**Task instructions:** Look for "filled" in the listing below. Gather each line that contains it.

-- Start Input records --

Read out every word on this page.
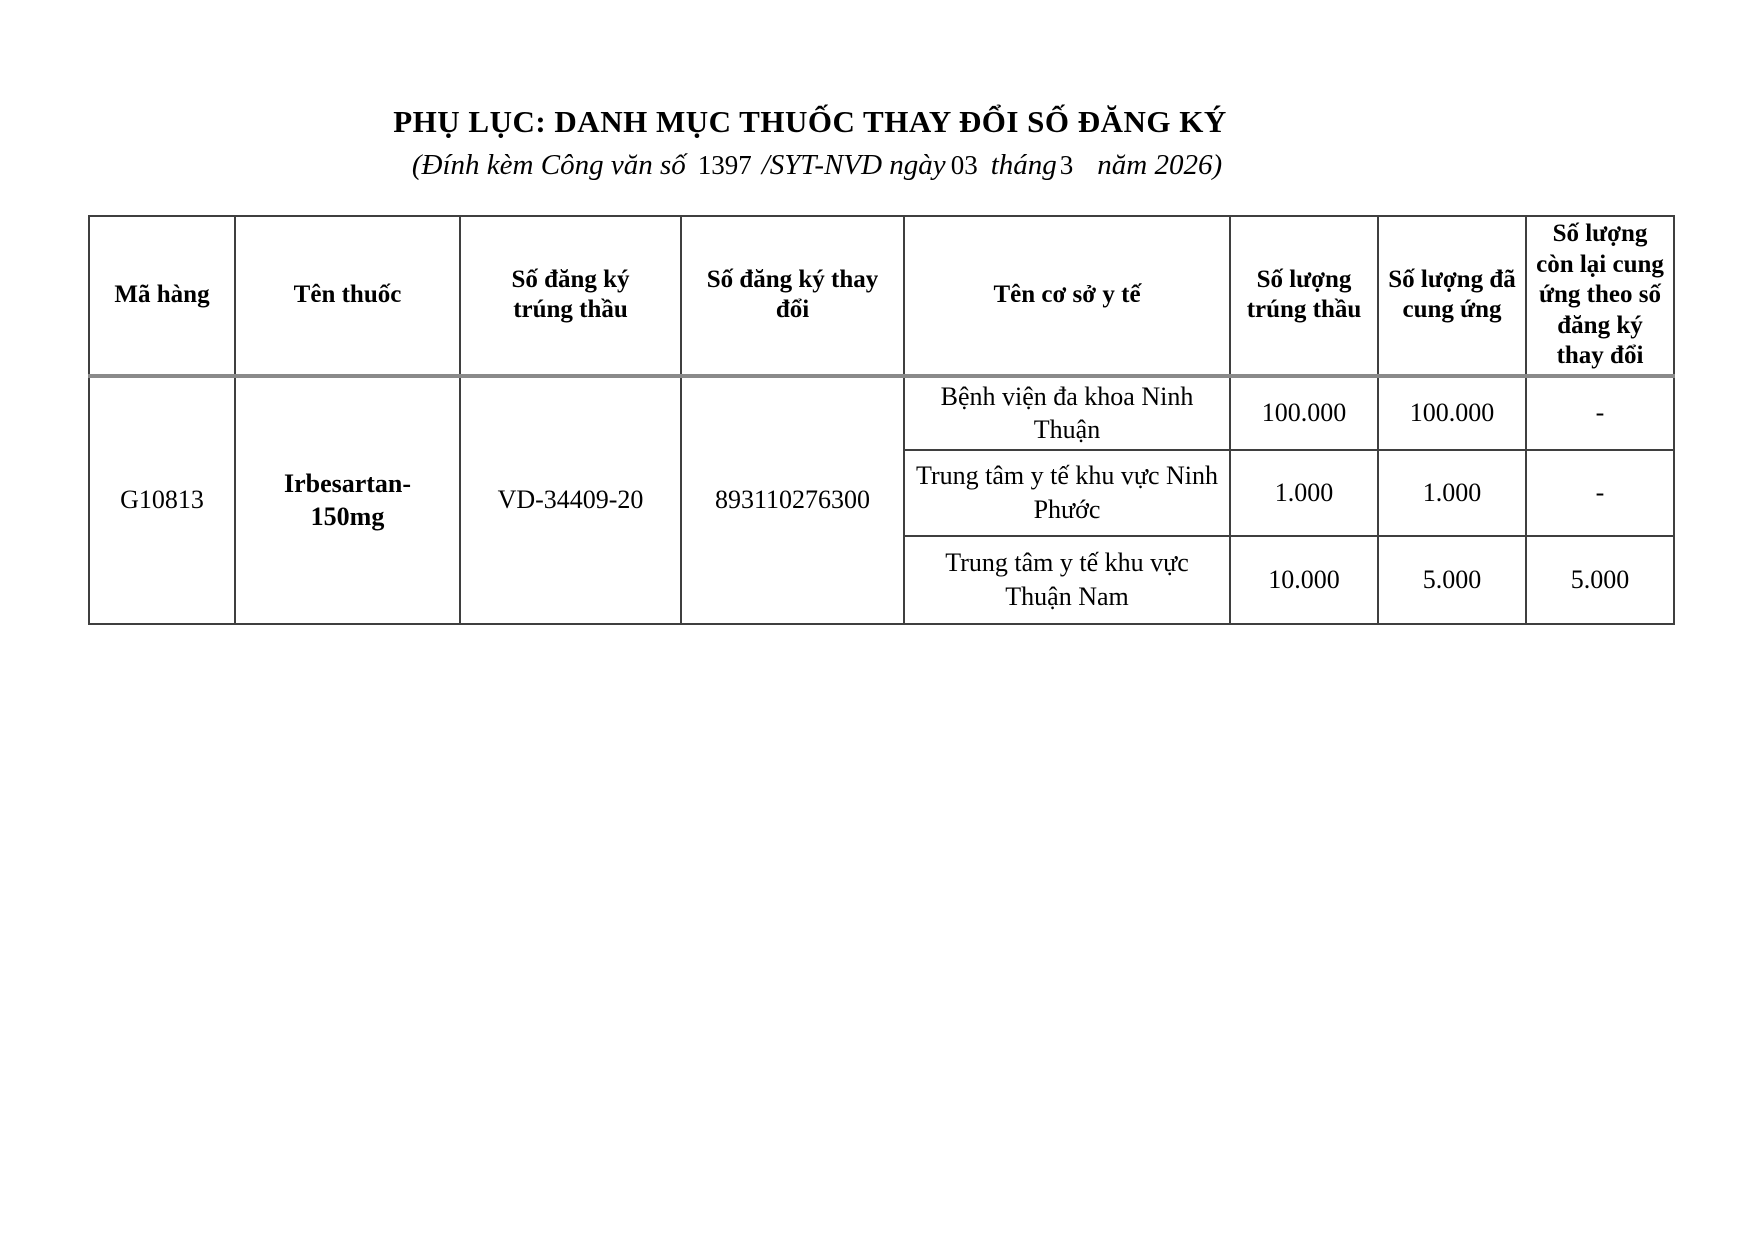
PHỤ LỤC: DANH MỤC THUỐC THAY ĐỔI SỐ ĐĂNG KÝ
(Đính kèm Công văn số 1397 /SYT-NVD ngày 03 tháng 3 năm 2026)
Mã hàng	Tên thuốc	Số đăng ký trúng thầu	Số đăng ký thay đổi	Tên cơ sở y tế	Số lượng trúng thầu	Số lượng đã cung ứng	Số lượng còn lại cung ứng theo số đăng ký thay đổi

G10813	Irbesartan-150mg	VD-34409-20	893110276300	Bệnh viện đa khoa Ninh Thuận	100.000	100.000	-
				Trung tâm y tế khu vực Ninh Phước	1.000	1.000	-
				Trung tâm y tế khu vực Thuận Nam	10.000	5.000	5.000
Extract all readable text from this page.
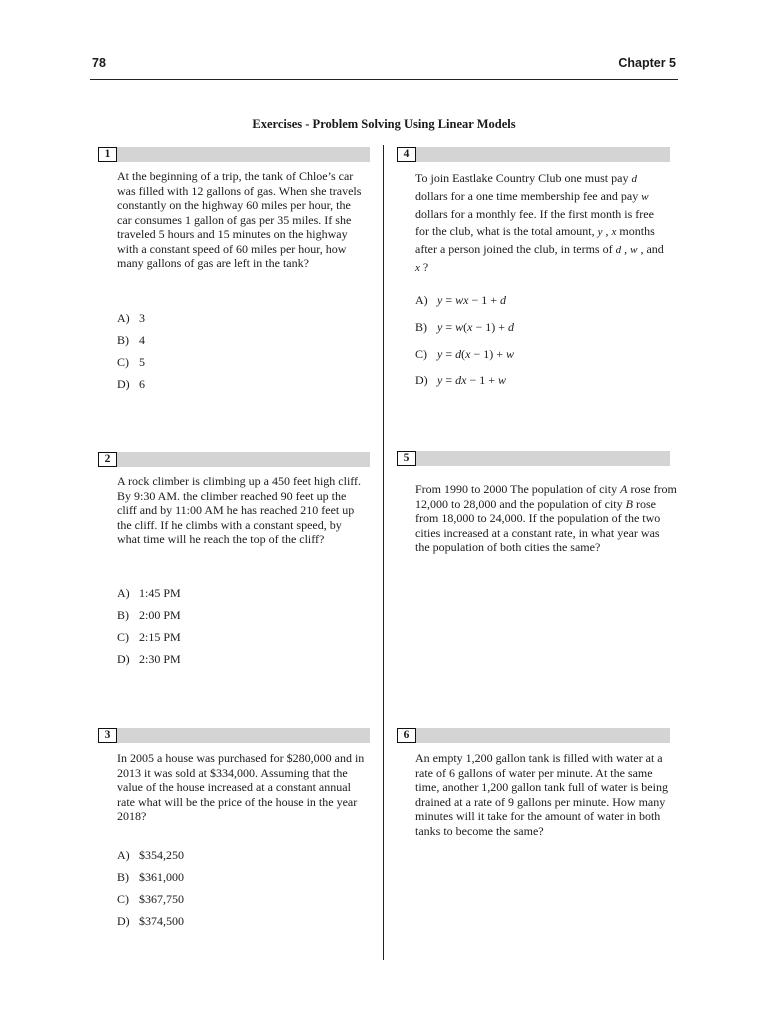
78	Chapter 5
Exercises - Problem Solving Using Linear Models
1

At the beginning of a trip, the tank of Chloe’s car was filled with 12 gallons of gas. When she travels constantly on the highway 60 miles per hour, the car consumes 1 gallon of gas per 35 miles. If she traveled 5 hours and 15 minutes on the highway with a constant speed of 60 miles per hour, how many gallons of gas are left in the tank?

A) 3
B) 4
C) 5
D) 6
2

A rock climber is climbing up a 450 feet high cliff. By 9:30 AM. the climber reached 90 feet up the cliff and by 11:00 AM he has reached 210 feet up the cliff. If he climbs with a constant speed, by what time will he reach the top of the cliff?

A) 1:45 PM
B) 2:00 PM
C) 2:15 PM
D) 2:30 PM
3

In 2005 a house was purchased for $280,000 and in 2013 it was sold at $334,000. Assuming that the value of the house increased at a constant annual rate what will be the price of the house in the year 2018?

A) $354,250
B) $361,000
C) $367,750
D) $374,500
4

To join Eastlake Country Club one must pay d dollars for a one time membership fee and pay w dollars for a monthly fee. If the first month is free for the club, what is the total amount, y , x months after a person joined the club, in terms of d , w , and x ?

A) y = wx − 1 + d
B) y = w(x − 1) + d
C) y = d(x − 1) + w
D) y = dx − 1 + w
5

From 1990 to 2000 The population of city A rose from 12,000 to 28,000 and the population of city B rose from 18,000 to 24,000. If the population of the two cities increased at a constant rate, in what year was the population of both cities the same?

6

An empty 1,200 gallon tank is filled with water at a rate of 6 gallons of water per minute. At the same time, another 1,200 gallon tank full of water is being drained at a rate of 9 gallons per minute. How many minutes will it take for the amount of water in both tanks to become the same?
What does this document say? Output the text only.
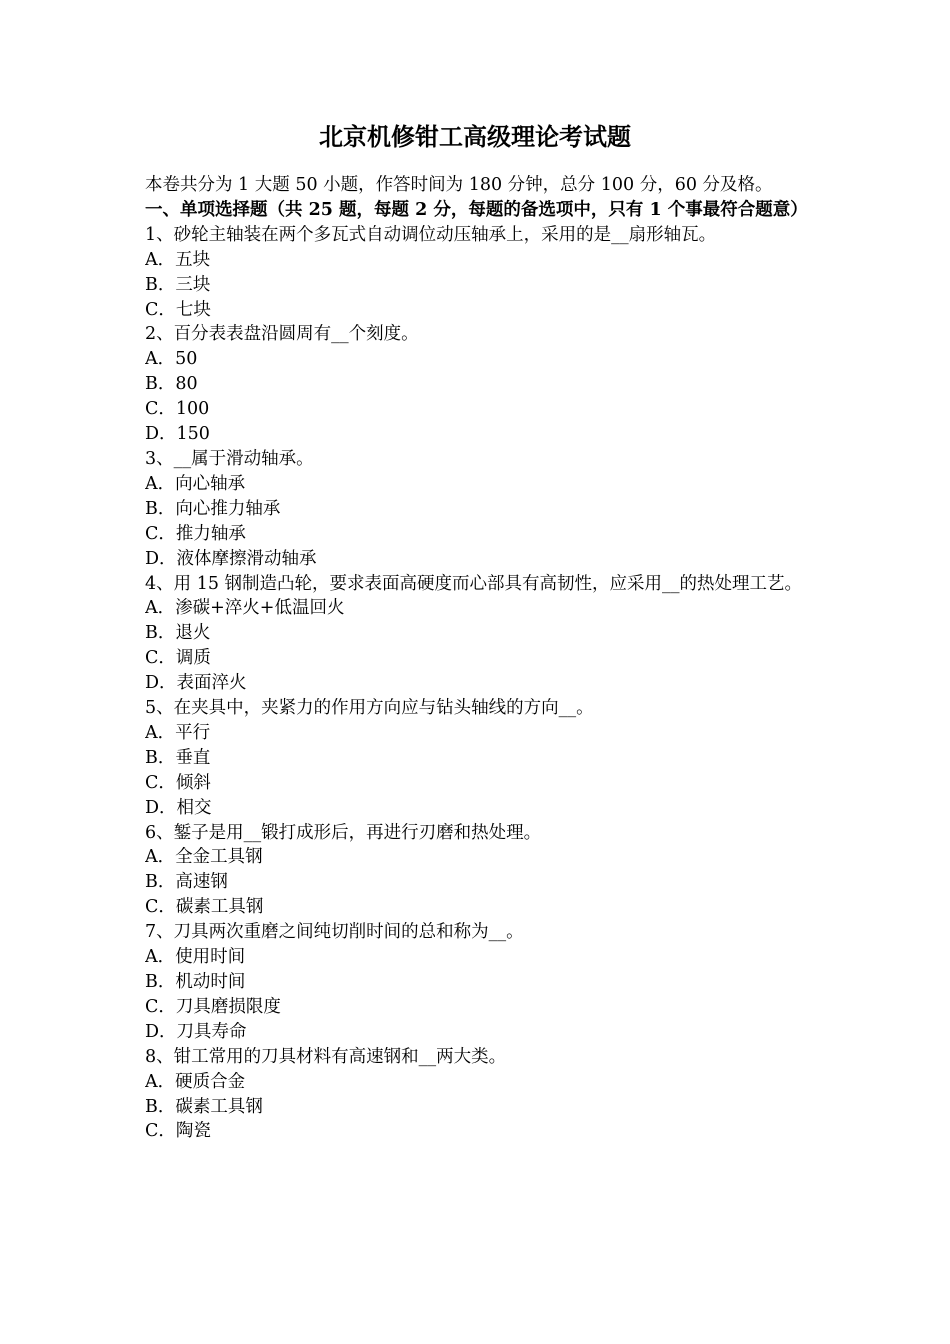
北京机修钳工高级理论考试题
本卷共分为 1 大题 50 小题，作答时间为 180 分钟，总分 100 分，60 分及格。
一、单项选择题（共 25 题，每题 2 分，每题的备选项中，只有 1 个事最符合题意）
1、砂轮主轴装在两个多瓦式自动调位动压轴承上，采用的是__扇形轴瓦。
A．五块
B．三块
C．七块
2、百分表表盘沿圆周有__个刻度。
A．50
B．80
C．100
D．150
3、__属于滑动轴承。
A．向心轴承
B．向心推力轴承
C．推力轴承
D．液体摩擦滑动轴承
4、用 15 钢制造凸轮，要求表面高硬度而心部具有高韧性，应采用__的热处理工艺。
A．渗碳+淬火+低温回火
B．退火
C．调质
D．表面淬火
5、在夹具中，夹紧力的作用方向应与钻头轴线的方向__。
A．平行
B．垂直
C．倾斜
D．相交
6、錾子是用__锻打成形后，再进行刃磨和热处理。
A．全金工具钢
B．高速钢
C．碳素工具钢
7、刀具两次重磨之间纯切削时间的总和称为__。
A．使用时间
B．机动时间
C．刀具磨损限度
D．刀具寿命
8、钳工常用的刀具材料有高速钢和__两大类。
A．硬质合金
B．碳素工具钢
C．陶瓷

-- End Input records --

**Correct response:**
At the beginning of a trip, the tank of Chloe’s car was filled with 12 gallons of gas. When she travels constantly on the highway 60 miles per hour, the car consumes 1 gallon of gas per 35 miles. If she traveled 5 hours and 15 minutes on the highway with a constant speed of 60 miles per hour, how many gallons of gas are left in the tank?
An empty 1,200 gallon tank is filled with water at a rate of 6 gallons of water per minute. At the same time, another 1,200 gallon tank full of water is being drained at a rate of 9 gallons per minute. How many minutes will it take for the amount of water in both tanks to become the same?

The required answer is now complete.